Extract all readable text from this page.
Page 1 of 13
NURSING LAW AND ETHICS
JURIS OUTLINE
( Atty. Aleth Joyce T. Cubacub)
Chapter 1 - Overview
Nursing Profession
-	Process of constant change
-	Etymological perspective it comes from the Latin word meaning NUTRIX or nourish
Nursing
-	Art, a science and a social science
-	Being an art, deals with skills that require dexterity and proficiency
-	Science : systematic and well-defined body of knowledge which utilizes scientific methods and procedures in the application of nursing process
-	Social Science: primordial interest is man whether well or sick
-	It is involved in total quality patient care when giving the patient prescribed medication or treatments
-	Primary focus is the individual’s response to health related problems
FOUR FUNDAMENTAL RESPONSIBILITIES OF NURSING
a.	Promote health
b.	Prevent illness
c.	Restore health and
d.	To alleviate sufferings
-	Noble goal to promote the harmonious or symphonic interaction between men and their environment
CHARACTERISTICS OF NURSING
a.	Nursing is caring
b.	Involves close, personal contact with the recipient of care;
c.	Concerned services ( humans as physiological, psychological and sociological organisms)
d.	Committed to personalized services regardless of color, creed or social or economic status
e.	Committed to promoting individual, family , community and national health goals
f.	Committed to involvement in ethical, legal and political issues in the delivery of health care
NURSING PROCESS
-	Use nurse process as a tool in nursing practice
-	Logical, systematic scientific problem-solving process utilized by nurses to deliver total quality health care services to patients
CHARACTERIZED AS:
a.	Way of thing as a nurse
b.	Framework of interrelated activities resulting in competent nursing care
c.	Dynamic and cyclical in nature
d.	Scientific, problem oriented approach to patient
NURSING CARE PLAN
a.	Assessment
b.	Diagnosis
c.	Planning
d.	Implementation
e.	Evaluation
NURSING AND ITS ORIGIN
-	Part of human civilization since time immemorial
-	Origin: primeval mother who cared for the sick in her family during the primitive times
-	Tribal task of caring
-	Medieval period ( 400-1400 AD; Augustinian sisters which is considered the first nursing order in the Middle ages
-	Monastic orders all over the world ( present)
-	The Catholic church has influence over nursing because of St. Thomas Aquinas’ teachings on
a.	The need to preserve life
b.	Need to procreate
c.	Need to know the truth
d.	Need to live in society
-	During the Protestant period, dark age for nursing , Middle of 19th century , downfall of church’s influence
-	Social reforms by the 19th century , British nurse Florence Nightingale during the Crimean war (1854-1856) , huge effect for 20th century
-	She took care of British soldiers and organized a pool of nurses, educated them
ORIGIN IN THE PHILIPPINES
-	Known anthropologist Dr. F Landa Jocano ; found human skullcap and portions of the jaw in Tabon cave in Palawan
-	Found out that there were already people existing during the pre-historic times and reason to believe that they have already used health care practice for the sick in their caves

WORK INSTRUCTIONS
Give the data again, exactly.

SOLUTION TO THE EXERCISE
Extract all readable text from this page.
Page 1 of 13
NURSING LAW AND ETHICS
JURIS OUTLINE
( Atty. Aleth Joyce T. Cubacub)
Chapter 1 - Overview
Nursing Profession
-	Process of constant change
-	Etymological perspective it comes from the Latin word meaning NUTRIX or nourish
Nursing
-	Art, a science and a social science
-	Being an art, deals with skills that require dexterity and proficiency
-	Science : systematic and well-defined body of knowledge which utilizes scientific methods and procedures in the application of nursing process
-	Social Science: primordial interest is man whether well or sick
-	It is involved in total quality patient care when giving the patient prescribed medication or treatments
-	Primary focus is the individual’s response to health related problems
FOUR FUNDAMENTAL RESPONSIBILITIES OF NURSING
a.	Promote health
b.	Prevent illness
c.	Restore health and
d.	To alleviate sufferings
-	Noble goal to promote the harmonious or symphonic interaction between men and their environment
CHARACTERISTICS OF NURSING
a.	Nursing is caring
b.	Involves close, personal contact with the recipient of care;
c.	Concerned services ( humans as physiological, psychological and sociological organisms)
d.	Committed to personalized services regardless of color, creed or social or economic status
e.	Committed to promoting individual, family , community and national health goals
f.	Committed to involvement in ethical, legal and political issues in the delivery of health care
NURSING PROCESS
-	Use nurse process as a tool in nursing practice
-	Logical, systematic scientific problem-solving process utilized by nurses to deliver total quality health care services to patients
CHARACTERIZED AS:
a.	Way of thing as a nurse
b.	Framework of interrelated activities resulting in competent nursing care
c.	Dynamic and cyclical in nature
d.	Scientific, problem oriented approach to patient
NURSING CARE PLAN
a.	Assessment
b.	Diagnosis
c.	Planning
d.	Implementation
e.	Evaluation
NURSING AND ITS ORIGIN
-	Part of human civilization since time immemorial
-	Origin: primeval mother who cared for the sick in her family during the primitive times
-	Tribal task of caring
-	Medieval period ( 400-1400 AD; Augustinian sisters which is considered the first nursing order in the Middle ages
-	Monastic orders all over the world ( present)
-	The Catholic church has influence over nursing because of St. Thomas Aquinas’ teachings on
a.	The need to preserve life
b.	Need to procreate
c.	Need to know the truth
d.	Need to live in society
-	During the Protestant period, dark age for nursing , Middle of 19th century , downfall of church’s influence
-	Social reforms by the 19th century , British nurse Florence Nightingale during the Crimean war (1854-1856) , huge effect for 20th century
-	She took care of British soldiers and organized a pool of nurses, educated them
ORIGIN IN THE PHILIPPINES
-	Known anthropologist Dr. F Landa Jocano ; found human skullcap and portions of the jaw in Tabon cave in Palawan
-	Found out that there were already people existing during the pre-historic times and reason to believe that they have already used health care practice for the sick in their caves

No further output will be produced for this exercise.